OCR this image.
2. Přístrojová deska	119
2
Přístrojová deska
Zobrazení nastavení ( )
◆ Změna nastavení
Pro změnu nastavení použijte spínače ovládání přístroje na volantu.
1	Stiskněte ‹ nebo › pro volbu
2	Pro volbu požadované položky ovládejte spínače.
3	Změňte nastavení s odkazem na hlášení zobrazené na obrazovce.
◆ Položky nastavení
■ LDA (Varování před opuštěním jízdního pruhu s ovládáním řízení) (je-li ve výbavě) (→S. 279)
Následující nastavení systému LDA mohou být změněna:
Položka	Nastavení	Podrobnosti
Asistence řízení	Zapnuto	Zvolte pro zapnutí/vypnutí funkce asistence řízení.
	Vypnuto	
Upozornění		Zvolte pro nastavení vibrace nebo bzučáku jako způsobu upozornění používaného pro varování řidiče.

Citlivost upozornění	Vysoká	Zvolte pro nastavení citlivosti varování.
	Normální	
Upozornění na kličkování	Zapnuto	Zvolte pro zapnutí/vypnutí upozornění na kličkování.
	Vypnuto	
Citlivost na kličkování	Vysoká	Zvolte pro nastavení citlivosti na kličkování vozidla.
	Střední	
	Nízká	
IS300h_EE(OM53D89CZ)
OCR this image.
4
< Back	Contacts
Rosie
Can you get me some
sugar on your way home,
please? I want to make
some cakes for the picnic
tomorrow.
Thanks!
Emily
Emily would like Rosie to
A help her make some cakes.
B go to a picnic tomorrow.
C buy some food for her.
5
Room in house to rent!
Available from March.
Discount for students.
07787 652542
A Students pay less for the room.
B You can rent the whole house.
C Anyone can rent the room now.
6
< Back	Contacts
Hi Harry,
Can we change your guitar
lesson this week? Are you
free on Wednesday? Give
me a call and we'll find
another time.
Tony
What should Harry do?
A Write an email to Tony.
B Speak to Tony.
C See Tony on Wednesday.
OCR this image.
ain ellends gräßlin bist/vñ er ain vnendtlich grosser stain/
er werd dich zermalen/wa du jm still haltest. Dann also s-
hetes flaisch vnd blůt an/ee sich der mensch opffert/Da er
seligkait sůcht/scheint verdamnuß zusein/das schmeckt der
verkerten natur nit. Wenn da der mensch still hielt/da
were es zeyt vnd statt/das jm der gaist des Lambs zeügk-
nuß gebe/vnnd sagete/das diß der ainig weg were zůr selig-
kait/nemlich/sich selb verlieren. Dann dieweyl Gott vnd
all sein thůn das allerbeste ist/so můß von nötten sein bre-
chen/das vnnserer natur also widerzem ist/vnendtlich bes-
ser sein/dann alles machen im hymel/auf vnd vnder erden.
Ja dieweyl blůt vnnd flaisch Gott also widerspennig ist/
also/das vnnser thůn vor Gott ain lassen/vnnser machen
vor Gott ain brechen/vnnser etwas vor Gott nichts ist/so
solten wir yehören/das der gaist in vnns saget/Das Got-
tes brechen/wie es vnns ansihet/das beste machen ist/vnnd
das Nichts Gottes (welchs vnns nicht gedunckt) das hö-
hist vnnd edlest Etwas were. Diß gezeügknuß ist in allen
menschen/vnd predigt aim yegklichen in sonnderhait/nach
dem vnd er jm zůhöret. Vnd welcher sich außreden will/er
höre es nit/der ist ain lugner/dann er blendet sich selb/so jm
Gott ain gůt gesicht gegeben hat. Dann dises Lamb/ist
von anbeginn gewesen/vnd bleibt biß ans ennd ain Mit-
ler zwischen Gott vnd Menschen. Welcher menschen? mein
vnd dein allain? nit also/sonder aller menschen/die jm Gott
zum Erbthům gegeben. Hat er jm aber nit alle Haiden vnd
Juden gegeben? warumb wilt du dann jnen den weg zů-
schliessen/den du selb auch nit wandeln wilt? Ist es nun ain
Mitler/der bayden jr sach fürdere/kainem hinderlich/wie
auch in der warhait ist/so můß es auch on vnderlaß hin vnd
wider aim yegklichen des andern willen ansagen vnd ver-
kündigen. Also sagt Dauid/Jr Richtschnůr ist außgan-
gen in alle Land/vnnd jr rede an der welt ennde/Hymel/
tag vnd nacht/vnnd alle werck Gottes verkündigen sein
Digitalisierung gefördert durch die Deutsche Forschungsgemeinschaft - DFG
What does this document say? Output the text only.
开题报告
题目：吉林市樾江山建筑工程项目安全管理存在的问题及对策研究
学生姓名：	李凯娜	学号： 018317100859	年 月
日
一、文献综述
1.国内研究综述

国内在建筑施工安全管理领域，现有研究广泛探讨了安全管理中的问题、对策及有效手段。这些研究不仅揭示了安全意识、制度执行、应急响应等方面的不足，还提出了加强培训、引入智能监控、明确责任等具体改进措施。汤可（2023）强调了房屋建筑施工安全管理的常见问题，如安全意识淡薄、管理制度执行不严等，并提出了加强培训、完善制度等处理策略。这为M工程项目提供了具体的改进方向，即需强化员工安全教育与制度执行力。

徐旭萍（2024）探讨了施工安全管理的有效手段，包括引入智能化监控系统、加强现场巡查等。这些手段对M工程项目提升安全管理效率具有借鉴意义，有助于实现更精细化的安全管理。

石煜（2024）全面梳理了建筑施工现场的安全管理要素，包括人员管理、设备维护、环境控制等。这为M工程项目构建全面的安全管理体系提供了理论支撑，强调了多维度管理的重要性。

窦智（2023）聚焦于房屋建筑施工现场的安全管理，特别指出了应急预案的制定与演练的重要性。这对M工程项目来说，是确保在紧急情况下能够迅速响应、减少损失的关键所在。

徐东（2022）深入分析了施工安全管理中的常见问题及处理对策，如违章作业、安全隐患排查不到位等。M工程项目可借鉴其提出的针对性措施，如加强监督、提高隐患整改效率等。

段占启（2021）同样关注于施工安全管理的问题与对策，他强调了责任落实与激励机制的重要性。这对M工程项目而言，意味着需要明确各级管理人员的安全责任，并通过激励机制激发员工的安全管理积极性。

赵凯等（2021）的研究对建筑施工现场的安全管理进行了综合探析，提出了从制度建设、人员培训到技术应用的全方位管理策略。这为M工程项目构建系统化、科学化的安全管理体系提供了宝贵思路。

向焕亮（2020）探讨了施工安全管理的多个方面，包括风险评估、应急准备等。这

■ EXERCISE
Faithfully copy every entry, leaving nothing out.

■ FINAL RESULT
OCR this image.
2. Přístrojová deska	119
2
Přístrojová deska
Zobrazení nastavení ( )
◆ Změna nastavení
Pro změnu nastavení použijte spínače ovládání přístroje na volantu.
1	Stiskněte ‹ nebo › pro volbu
2	Pro volbu požadované položky ovládejte spínače.
3	Změňte nastavení s odkazem na hlášení zobrazené na obrazovce.
◆ Položky nastavení
■ LDA (Varování před opuštěním jízdního pruhu s ovládáním řízení) (je-li ve výbavě) (→S. 279)
Následující nastavení systému LDA mohou být změněna:
Položka	Nastavení	Podrobnosti
Asistence řízení	Zapnuto	Zvolte pro zapnutí/vypnutí funkce asistence řízení.
	Vypnuto	
Upozornění		Zvolte pro nastavení vibrace nebo bzučáku jako způsobu upozornění používaného pro varování řidiče.

Citlivost upozornění	Vysoká	Zvolte pro nastavení citlivosti varování.
	Normální	
Upozornění na kličkování	Zapnuto	Zvolte pro zapnutí/vypnutí upozornění na kličkování.
	Vypnuto	
Citlivost na kličkování	Vysoká	Zvolte pro nastavení citlivosti na kličkování vozidla.
	Střední	
	Nízká	
IS300h_EE(OM53D89CZ)
OCR this image.
4
< Back	Contacts
Rosie
Can you get me some
sugar on your way home,
please? I want to make
some cakes for the picnic
tomorrow.
Thanks!
Emily
Emily would like Rosie to
A help her make some cakes.
B go to a picnic tomorrow.
C buy some food for her.
5
Room in house to rent!
Available from March.
Discount for students.
07787 652542
A Students pay less for the room.
B You can rent the whole house.
C Anyone can rent the room now.
6
< Back	Contacts
Hi Harry,
Can we change your guitar
lesson this week? Are you
free on Wednesday? Give
me a call and we'll find
another time.
Tony
What should Harry do?
A Write an email to Tony.
B Speak to Tony.
C See Tony on Wednesday.
OCR this image.
ain ellends gräßlin bist/vñ er ain vnendtlich grosser stain/
er werd dich zermalen/wa du jm still haltest. Dann also s-
hetes flaisch vnd blůt an/ee sich der mensch opffert/Da er
seligkait sůcht/scheint verdamnuß zusein/das schmeckt der
verkerten natur nit. Wenn da der mensch still hielt/da
were es zeyt vnd statt/das jm der gaist des Lambs zeügk-
nuß gebe/vnnd sagete/das diß der ainig weg were zůr selig-
kait/nemlich/sich selb verlieren. Dann dieweyl Gott vnd
all sein thůn das allerbeste ist/so můß von nötten sein bre-
chen/das vnnserer natur also widerzem ist/vnendtlich bes-
ser sein/dann alles machen im hymel/auf vnd vnder erden.
Ja dieweyl blůt vnnd flaisch Gott also widerspennig ist/
also/das vnnser thůn vor Gott ain lassen/vnnser machen
vor Gott ain brechen/vnnser etwas vor Gott nichts ist/so
solten wir yehören/das der gaist in vnns saget/Das Got-
tes brechen/wie es vnns ansihet/das beste machen ist/vnnd
das Nichts Gottes (welchs vnns nicht gedunckt) das hö-
hist vnnd edlest Etwas were. Diß gezeügknuß ist in allen
menschen/vnd predigt aim yegklichen in sonnderhait/nach
dem vnd er jm zůhöret. Vnd welcher sich außreden will/er
höre es nit/der ist ain lugner/dann er blendet sich selb/so jm
Gott ain gůt gesicht gegeben hat. Dann dises Lamb/ist
von anbeginn gewesen/vnd bleibt biß ans ennd ain Mit-
ler zwischen Gott vnd Menschen. Welcher menschen? mein
vnd dein allain? nit also/sonder aller menschen/die jm Gott
zum Erbthům gegeben. Hat er jm aber nit alle Haiden vnd
Juden gegeben? warumb wilt du dann jnen den weg zů-
schliessen/den du selb auch nit wandeln wilt? Ist es nun ain
Mitler/der bayden jr sach fürdere/kainem hinderlich/wie
auch in der warhait ist/so můß es auch on vnderlaß hin vnd
wider aim yegklichen des andern willen ansagen vnd ver-
kündigen. Also sagt Dauid/Jr Richtschnůr ist außgan-
gen in alle Land/vnnd jr rede an der welt ennde/Hymel/
tag vnd nacht/vnnd alle werck Gottes verkündigen sein
Digitalisierung gefördert durch die Deutsche Forschungsgemeinschaft - DFG
What does this document say? Output the text only.
开题报告
题目：吉林市樾江山建筑工程项目安全管理存在的问题及对策研究
学生姓名：	李凯娜	学号： 018317100859	年 月
日
一、文献综述
1.国内研究综述

国内在建筑施工安全管理领域，现有研究广泛探讨了安全管理中的问题、对策及有效手段。这些研究不仅揭示了安全意识、制度执行、应急响应等方面的不足，还提出了加强培训、引入智能监控、明确责任等具体改进措施。汤可（2023）强调了房屋建筑施工安全管理的常见问题，如安全意识淡薄、管理制度执行不严等，并提出了加强培训、完善制度等处理策略。这为M工程项目提供了具体的改进方向，即需强化员工安全教育与制度执行力。

徐旭萍（2024）探讨了施工安全管理的有效手段，包括引入智能化监控系统、加强现场巡查等。这些手段对M工程项目提升安全管理效率具有借鉴意义，有助于实现更精细化的安全管理。

石煜（2024）全面梳理了建筑施工现场的安全管理要素，包括人员管理、设备维护、环境控制等。这为M工程项目构建全面的安全管理体系提供了理论支撑，强调了多维度管理的重要性。

窦智（2023）聚焦于房屋建筑施工现场的安全管理，特别指出了应急预案的制定与演练的重要性。这对M工程项目来说，是确保在紧急情况下能够迅速响应、减少损失的关键所在。

徐东（2022）深入分析了施工安全管理中的常见问题及处理对策，如违章作业、安全隐患排查不到位等。M工程项目可借鉴其提出的针对性措施，如加强监督、提高隐患整改效率等。

段占启（2021）同样关注于施工安全管理的问题与对策，他强调了责任落实与激励机制的重要性。这对M工程项目而言，意味着需要明确各级管理人员的安全责任，并通过激励机制激发员工的安全管理积极性。

赵凯等（2021）的研究对建筑施工现场的安全管理进行了综合探析，提出了从制度建设、人员培训到技术应用的全方位管理策略。这为M工程项目构建系统化、科学化的安全管理体系提供了宝贵思路。

向焕亮（2020）探讨了施工安全管理的多个方面，包括风险评估、应急准备等。这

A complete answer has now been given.